→ **Brief**
Determine how many lines hold "porotalous" and give only that number.

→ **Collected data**
[Start]
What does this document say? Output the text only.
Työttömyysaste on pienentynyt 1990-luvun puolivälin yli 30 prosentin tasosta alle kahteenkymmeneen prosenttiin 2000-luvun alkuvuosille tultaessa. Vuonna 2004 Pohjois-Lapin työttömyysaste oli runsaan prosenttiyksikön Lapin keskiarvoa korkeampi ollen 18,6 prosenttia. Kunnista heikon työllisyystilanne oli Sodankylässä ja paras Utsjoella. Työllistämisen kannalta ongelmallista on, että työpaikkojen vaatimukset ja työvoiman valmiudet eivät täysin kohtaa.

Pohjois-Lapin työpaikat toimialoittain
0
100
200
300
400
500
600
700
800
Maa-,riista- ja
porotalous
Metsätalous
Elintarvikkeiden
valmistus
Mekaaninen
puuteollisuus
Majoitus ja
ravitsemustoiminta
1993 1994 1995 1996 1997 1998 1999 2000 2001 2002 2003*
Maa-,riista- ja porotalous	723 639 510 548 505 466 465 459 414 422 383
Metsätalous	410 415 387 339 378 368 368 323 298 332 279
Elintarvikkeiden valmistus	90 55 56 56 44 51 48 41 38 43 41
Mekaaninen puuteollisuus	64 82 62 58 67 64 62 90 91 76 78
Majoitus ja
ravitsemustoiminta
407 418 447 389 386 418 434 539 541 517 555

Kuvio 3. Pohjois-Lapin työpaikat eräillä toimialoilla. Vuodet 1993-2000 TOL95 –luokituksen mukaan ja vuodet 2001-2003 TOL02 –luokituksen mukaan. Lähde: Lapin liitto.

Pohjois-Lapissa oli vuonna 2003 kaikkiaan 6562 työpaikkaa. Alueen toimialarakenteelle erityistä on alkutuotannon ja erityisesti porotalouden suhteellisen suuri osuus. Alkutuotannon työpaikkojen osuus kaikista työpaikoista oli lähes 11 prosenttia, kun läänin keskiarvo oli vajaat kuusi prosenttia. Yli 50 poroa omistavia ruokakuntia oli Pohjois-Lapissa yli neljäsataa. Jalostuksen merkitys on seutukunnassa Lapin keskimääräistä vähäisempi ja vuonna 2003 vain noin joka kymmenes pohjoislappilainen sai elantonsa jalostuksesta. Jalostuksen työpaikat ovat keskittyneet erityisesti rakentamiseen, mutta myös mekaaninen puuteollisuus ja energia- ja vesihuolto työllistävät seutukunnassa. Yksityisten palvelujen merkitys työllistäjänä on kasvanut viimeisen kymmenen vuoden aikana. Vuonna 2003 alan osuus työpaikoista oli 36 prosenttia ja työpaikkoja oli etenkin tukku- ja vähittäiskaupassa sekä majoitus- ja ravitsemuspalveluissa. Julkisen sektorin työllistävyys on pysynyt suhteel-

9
[End]
[Start]
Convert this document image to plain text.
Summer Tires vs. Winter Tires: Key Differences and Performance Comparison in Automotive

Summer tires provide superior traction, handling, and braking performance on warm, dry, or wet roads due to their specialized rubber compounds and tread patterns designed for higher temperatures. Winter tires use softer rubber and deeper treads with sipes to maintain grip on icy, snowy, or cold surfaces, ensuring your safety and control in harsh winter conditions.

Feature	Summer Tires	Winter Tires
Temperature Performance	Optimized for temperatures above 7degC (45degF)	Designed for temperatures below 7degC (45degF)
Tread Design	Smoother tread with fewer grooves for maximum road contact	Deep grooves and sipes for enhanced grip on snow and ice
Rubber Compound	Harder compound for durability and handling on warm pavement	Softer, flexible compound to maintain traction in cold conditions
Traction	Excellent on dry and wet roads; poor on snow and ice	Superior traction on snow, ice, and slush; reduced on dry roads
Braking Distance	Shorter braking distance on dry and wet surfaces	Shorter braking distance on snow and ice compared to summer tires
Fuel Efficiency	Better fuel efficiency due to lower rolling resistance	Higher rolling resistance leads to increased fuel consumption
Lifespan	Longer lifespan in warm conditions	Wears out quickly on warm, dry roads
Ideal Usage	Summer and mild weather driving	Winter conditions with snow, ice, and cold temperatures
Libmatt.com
[End]
→ **Finished answer**
2